**EXERCISE BRIEF**
From the post about home routers, pull out the passage starting with "As the market" and going on through "of competing standards.", copied word for word.

++++ SUPPLIED TEXT

As the market for ISP's started to roll up to the big telecoms and cable companies we then started to see multi device support with customer provided routers and the market exploded from companies like D-Link, Linksys, and others. Those routers were mostly solid for NAT since most used open source code to create their router/firewall.

Then the Wifi revolution started and every vender bolted on Wifi to their routers and that started the issue with stability. The old routers were wired very stable, Wifi was in infancy and constantly evolving. Every 3 to 4 months new devices were coming out with outrageous performance numbers promised. Hardware kept getting faster for embedded systems, Wifi standards and radio chips kept coming out and the consume we left in the cesspool of competing standards.

The the ISP's decided to solve this muddled world with their gateway that were gong to do all the handwork of making it simple for the consumer and also reduce the support costs of running the ISP. At this point in time standards solidified less things failed to connect but we are still missing out on protecting our devices, that is the next step in the evolution. Those that crack the IoT security along with personal device security and do it cheap, easy, and ubiquitous will be the next winner.

I think most failures weren't in hardware but software and configuration as the root cause. But the average consumer doesn't understand that and assume they have a hardware failure. But just in case I do maintain a LTE backup for my internet if/when AT&T has issues. There are some consumer devices that have dual WAN ports (Asus I think). But I would state not many folks use them.

++++++++
++++ GIVEN DATA

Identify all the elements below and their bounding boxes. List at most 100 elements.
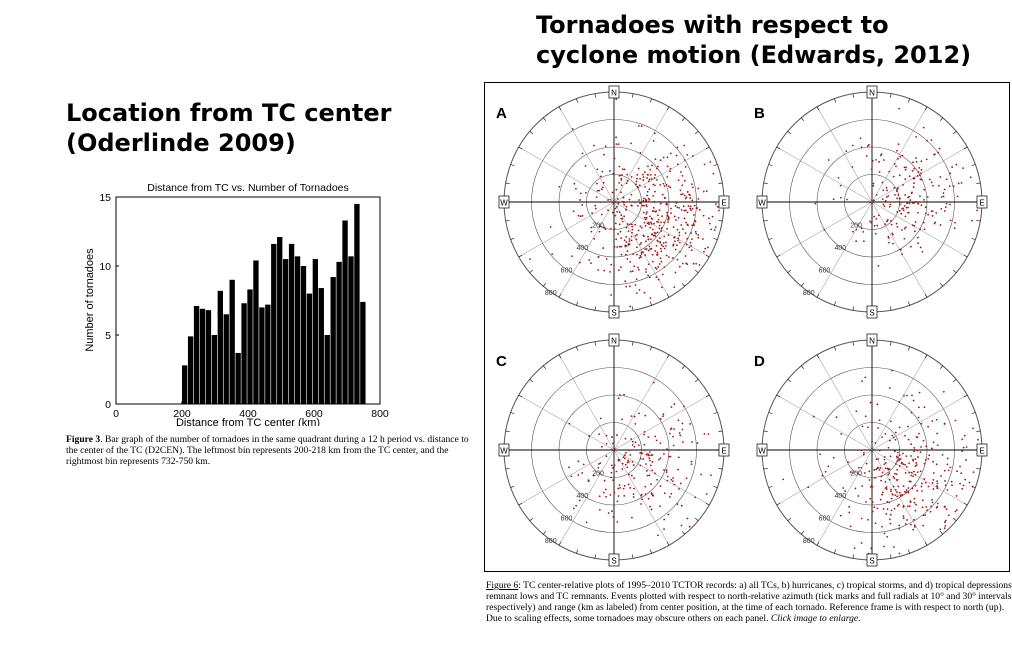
tornado-point (669, 152, 672, 155)
tornado-point (654, 184, 656, 187)
azimuth-tick (718, 468, 723, 470)
tornado-point (629, 270, 632, 273)
tornado-point (642, 199, 645, 202)
tornado-point (627, 244, 630, 246)
tornado-point (590, 262, 592, 265)
radial (871, 449, 928, 546)
tornado-point (641, 498, 643, 501)
tornado-point (881, 471, 884, 474)
tornado-point (931, 501, 934, 504)
right-title-line1: Tornadoes with respect to (536, 11, 889, 39)
tornado-point (662, 245, 665, 248)
azimuth-tick (816, 541, 820, 546)
tornado-point (902, 183, 905, 186)
tornado-point (890, 497, 893, 500)
radial (558, 201, 615, 298)
tornado-point (691, 186, 694, 189)
azimuth-tick (594, 554, 596, 559)
tornado-point (639, 243, 641, 246)
azimuth-tick (939, 117, 943, 121)
tornado-point (639, 177, 642, 180)
azimuth-tick (529, 517, 533, 521)
tornado-point (624, 280, 627, 283)
azimuth-tick (953, 269, 957, 273)
tornado-point (969, 176, 972, 179)
azimuth-tick (558, 106, 562, 111)
tornado-point (887, 194, 890, 197)
tornado-point (904, 463, 907, 466)
tornado-point (910, 245, 912, 248)
tornado-point (619, 266, 622, 269)
tornado-point (691, 441, 693, 443)
radial (558, 354, 615, 451)
tornado-point (855, 240, 858, 243)
tornado-point (691, 199, 694, 202)
tornado-point (579, 215, 582, 218)
tornado-point (910, 474, 913, 477)
tornado-point (629, 260, 632, 263)
tornado-point (634, 235, 637, 237)
tornado-point (915, 503, 917, 506)
tornado-point (663, 469, 665, 471)
tornado-point (631, 225, 634, 228)
tornado-point (651, 253, 654, 256)
tornado-point (596, 182, 598, 185)
tornado-point (692, 262, 695, 265)
radial (816, 201, 873, 298)
tornado-point (968, 481, 971, 484)
tornado-point (920, 204, 923, 207)
tornado-point (882, 159, 885, 161)
tornado-point (623, 168, 626, 171)
tornado-point (931, 420, 934, 422)
radial (518, 449, 615, 506)
tornado-point (911, 161, 914, 164)
tornado-point (623, 203, 626, 206)
tornado-point (902, 209, 905, 212)
azimuth-tick (576, 549, 579, 554)
tornado-point (901, 452, 904, 455)
tornado-point (628, 473, 630, 476)
tornado-point (618, 484, 621, 486)
tornado-point (637, 125, 640, 127)
tornado-point (871, 501, 874, 503)
tornado-point (657, 534, 659, 537)
tornado-point (648, 276, 651, 279)
tornado-point (896, 451, 899, 454)
tornado-point (874, 522, 877, 525)
tornado-point (940, 195, 943, 198)
cardinal-label-n: N (869, 337, 875, 346)
tornado-point (681, 184, 684, 187)
tornado-point (634, 223, 637, 226)
tornado-point (913, 224, 916, 227)
tornado-point (877, 458, 880, 460)
tornado-point (644, 248, 647, 250)
range-label: 400 (576, 245, 588, 252)
tornado-point (643, 235, 645, 238)
tornado-point (956, 470, 958, 473)
tornado-point (874, 232, 877, 235)
tornado-point (658, 224, 661, 227)
tornado-point (861, 380, 864, 383)
azimuth-tick (632, 341, 634, 346)
tornado-point (593, 144, 595, 147)
tornado-point (629, 305, 632, 308)
tornado-point (645, 211, 648, 213)
tornado-point (667, 513, 670, 516)
range-label: 200 (850, 223, 862, 230)
tornado-point (872, 184, 875, 187)
tornado-point (910, 192, 913, 195)
tornado-point (920, 168, 923, 171)
tornado-point (883, 463, 886, 466)
tornado-point (893, 186, 896, 189)
tornado-point (529, 258, 531, 261)
tornado-point (927, 425, 929, 428)
tornado-point (883, 532, 886, 535)
tornado-point (848, 511, 851, 514)
tornado-point (647, 180, 650, 183)
azimuth-tick (816, 354, 820, 359)
bar (241, 303, 247, 404)
tornado-point (611, 510, 613, 512)
tornado-point (612, 442, 614, 445)
tornado-point (907, 425, 909, 428)
tornado-point (961, 438, 964, 441)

++++++++

**WRITTEN REPLY**
As the market for ISP's started to roll up to the big telecoms and cable companies we then started to see multi device support with customer provided routers and the market exploded from companies like D-Link, Linksys, and others. Those routers were mostly solid for NAT since most used open source code to create their router/firewall.

Then the Wifi revolution started and every vender bolted on Wifi to their routers and that started the issue with stability. The old routers were wired very stable, Wifi was in infancy and constantly evolving. Every 3 to 4 months new devices were coming out with outrageous performance numbers promised. Hardware kept getting faster for embedded systems, Wifi standards and radio chips kept coming out and the consume we left in the cesspool of competing standards.